EXERCISE DESCRIPTION:
Your task is to print all of the data word for word.

---------- INPUT ----------

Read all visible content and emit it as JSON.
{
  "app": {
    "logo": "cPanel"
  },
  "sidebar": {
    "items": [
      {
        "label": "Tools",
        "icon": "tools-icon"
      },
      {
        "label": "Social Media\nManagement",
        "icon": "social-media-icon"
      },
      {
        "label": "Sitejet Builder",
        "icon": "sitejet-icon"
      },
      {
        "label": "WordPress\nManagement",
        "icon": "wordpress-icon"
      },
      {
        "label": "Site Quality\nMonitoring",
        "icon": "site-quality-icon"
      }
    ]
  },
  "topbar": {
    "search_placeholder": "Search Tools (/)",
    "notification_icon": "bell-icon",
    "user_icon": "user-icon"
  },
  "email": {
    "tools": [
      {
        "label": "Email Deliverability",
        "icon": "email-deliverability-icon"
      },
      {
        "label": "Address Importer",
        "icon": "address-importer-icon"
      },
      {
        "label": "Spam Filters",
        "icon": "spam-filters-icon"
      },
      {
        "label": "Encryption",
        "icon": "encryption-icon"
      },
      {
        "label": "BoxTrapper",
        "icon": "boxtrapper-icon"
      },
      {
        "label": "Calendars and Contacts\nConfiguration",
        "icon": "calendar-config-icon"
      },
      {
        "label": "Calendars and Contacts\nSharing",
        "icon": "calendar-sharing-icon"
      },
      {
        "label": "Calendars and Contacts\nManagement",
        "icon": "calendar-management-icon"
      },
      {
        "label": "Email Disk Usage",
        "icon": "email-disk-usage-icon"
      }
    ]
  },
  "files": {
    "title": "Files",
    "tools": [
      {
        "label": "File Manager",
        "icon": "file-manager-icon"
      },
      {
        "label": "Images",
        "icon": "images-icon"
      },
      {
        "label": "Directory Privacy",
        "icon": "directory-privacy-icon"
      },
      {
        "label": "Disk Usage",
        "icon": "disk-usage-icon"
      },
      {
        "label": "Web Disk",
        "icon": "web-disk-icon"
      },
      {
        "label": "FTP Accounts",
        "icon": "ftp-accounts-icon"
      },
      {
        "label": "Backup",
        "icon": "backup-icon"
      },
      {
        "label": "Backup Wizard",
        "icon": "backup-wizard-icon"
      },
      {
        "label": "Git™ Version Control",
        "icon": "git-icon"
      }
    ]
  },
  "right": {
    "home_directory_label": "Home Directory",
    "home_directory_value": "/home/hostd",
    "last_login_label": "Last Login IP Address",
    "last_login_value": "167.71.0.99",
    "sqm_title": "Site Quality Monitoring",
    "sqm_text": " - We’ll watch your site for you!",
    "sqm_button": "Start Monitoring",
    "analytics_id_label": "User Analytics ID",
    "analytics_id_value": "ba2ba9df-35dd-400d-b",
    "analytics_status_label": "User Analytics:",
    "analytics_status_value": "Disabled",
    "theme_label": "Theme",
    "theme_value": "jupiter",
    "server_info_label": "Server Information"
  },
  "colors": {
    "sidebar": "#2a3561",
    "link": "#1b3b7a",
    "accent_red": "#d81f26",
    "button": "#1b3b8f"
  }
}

----------

WRITTEN RESPONSE:
Read all visible content and emit it as JSON.
{
  "app": {
    "logo": "cPanel"
  },
  "sidebar": {
    "items": [
      {
        "label": "Tools",
        "icon": "tools-icon"
      },
      {
        "label": "Social Media\nManagement",
        "icon": "social-media-icon"
      },
      {
        "label": "Sitejet Builder",
        "icon": "sitejet-icon"
      },
      {
        "label": "WordPress\nManagement",
        "icon": "wordpress-icon"
      },
      {
        "label": "Site Quality\nMonitoring",
        "icon": "site-quality-icon"
      }
    ]
  },
  "topbar": {
    "search_placeholder": "Search Tools (/)",
    "notification_icon": "bell-icon",
    "user_icon": "user-icon"
  },
  "email": {
    "tools": [
      {
        "label": "Email Deliverability",
        "icon": "email-deliverability-icon"
      },
      {
        "label": "Address Importer",
        "icon": "address-importer-icon"
      },
      {
        "label": "Spam Filters",
        "icon": "spam-filters-icon"
      },
      {
        "label": "Encryption",
        "icon": "encryption-icon"
      },
      {
        "label": "BoxTrapper",
        "icon": "boxtrapper-icon"
      },
      {
        "label": "Calendars and Contacts\nConfiguration",
        "icon": "calendar-config-icon"
      },
      {
        "label": "Calendars and Contacts\nSharing",
        "icon": "calendar-sharing-icon"
      },
      {
        "label": "Calendars and Contacts\nManagement",
        "icon": "calendar-management-icon"
      },
      {
        "label": "Email Disk Usage",
        "icon": "email-disk-usage-icon"
      }
    ]
  },
  "files": {
    "title": "Files",
    "tools": [
      {
        "label": "File Manager",
        "icon": "file-manager-icon"
      },
      {
        "label": "Images",
        "icon": "images-icon"
      },
      {
        "label": "Directory Privacy",
        "icon": "directory-privacy-icon"
      },
      {
        "label": "Disk Usage",
        "icon": "disk-usage-icon"
      },
      {
        "label": "Web Disk",
        "icon": "web-disk-icon"
      },
      {
        "label": "FTP Accounts",
        "icon": "ftp-accounts-icon"
      },
      {
        "label": "Backup",
        "icon": "backup-icon"
      },
      {
        "label": "Backup Wizard",
        "icon": "backup-wizard-icon"
      },
      {
        "label": "Git™ Version Control",
        "icon": "git-icon"
      }
    ]
  },
  "right": {
    "home_directory_label": "Home Directory",
    "home_directory_value": "/home/hostd",
    "last_login_label": "Last Login IP Address",
    "last_login_value": "167.71.0.99",
    "sqm_title": "Site Quality Monitoring",
    "sqm_text": " - We’ll watch your site for you!",
    "sqm_button": "Start Monitoring",
    "analytics_id_label": "User Analytics ID",
    "analytics_id_value": "ba2ba9df-35dd-400d-b",
    "analytics_status_label": "User Analytics:",
    "analytics_status_value": "Disabled",
    "theme_label": "Theme",
    "theme_value": "jupiter",
    "server_info_label": "Server Information"
  },
  "colors": {
    "sidebar": "#2a3561",
    "link": "#1b3b7a",
    "accent_red": "#d81f26",
    "button": "#1b3b8f"
  }
}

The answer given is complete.